━━━━━ TEXTE DONNÉ ━━━━━


 L'annonce faite par M. Bouteflika se trouve être en conformité et cohérence avec la Constitution et avec les engagements souscrits au nom de l'Algérie sur le plan international et au regard de textes adoubés par l'ONU.

 En mars 2004, l'Algérie a ratifié la Convention contre la criminalité transnationale organisée qui combat et punit la traite des personnes, en particulier des femmes et des enfants. L'Etat a par ailleurs érigé une «structure gouvernementale chargée de la famille, de la condition féminine et de l'enfance». Dans la Constitution algérienne, l'article 29 inscrit les droits et les libertés du citoyen sans «aucune discrimination pour cause de naissance, de race, de sexe, d'opinion ou de toute autre condition ou circonstance personnelle ou sociale».

 Mais est-ce que la femme est en position dans la famille, le mariage, les formations politiques et syndicales, l'espace public, de jouir de la protection de cet article contraignant pour tous et partout ? Rien n'est moins sûr. L'article 34 peut concerner plus la femme que l'homme. Il stipule que «l'Etat garantit l'inviolabilité de la personne humaine. Toute forme de violence physique ou morale ou d'atteinte à la dignité est proscrite». L'article 35 va plus loin en précisant que «les infractions commises à l'encontre des droits et libertés, ainsi que les atteintes physiques ou morales à l'intégrité de l'être humain sont réprimés par la loi».

 Dans la réalité quotidienne, quelles sont les chances d'une femme d'être entendue par des institutions, de jour comme de nuit, si ses droits sont bafoués n'importe où sur le territoire ? Très peu.

 L'article 50 de la Constitution stipule que «tout citoyen remplissant les conditions légales est électeur et éligible». La femme est sûrement électrice, sachant quel est le nombre d'Algériennes dans le pays, mais est-elle éligible ? Il n'est pas acquis, à part Mme Louiza Hanoune qui dirige un parti, que des élus donnent leur signature à une femme candidate à la présidence du Sénat, de l'APN ou à El-Mouradia. La pesanteur sociologique, celle des archaïsmes et des sectes intégristes, le silence complice d'une excessive prudence des femmes désignées à des postes à la périphérie des centres décideurs et celui de certaines élites compromises plombent la femme dans un statu quo fort utile à des rentes managées par des hommes pour des hommes.

━━━━━ EXTRAITS DE DONNÉES ━━━━━

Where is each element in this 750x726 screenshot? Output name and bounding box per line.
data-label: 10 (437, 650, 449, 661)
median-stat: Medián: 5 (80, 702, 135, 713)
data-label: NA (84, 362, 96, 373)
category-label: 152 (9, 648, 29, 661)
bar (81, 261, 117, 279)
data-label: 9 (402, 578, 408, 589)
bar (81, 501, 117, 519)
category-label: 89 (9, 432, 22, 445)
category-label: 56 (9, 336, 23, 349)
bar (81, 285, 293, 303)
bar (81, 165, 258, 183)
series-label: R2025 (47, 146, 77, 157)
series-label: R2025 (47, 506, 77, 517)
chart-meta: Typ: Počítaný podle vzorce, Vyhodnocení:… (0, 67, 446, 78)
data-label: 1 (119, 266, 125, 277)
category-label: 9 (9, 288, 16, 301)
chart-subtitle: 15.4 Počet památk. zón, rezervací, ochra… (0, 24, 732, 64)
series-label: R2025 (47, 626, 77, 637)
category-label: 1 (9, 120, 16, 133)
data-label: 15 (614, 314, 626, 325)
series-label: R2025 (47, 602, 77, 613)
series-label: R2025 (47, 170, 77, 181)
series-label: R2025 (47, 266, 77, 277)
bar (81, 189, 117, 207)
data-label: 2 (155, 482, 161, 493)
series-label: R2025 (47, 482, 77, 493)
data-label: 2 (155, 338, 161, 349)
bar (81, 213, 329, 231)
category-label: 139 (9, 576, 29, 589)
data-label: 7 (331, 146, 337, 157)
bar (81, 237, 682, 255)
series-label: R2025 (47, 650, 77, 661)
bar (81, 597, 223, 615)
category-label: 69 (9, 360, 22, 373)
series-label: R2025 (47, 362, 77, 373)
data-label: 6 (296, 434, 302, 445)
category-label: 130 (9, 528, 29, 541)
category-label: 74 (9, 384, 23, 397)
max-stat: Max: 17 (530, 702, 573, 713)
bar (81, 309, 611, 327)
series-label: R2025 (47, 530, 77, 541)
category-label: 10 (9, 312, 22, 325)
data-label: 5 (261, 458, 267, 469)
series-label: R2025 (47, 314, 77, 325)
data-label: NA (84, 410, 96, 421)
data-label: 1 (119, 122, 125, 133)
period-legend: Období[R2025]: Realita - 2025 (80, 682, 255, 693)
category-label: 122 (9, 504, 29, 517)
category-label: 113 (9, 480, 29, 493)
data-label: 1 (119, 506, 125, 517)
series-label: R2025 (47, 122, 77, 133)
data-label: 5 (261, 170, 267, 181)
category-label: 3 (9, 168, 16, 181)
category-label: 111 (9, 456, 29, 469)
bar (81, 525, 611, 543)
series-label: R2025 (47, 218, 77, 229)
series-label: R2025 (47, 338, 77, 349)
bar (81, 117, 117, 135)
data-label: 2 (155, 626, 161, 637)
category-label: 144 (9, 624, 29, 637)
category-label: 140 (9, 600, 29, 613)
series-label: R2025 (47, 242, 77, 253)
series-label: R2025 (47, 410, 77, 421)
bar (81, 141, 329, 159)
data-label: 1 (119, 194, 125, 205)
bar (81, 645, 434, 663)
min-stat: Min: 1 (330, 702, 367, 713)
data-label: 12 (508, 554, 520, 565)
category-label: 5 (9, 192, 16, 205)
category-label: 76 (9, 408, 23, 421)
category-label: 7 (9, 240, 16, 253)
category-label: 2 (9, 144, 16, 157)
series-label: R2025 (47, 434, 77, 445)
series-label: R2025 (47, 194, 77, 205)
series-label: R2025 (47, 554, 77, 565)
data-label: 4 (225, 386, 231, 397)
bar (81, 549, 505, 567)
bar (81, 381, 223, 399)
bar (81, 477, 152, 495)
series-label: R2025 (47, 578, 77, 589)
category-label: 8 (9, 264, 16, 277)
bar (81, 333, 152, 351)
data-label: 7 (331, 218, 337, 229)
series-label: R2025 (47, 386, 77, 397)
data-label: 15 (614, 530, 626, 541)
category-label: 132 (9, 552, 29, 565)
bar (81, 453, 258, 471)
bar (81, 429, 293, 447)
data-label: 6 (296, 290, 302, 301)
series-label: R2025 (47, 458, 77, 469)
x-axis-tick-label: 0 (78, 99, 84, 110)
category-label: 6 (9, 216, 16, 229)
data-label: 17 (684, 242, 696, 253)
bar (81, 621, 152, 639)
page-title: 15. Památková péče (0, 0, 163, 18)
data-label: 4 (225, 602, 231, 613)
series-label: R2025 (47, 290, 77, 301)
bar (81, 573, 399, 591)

━━━━━

» CONSIGNE
Recopiez le texte donné en commençant par « L'annonce faite par » et en allant jusqu'à « adoubés par l'ONU. », puis remplacez-y « Constitution » par « Loi fondamentale ».

» ZONE DE RÉPONSE
L'annonce faite par M. Bouteflika se trouve être en conformité et cohérence avec la Loi fondamentale et avec les engagements souscrits au nom de l'Algérie sur le plan international et au regard de textes adoubés par l'ONU.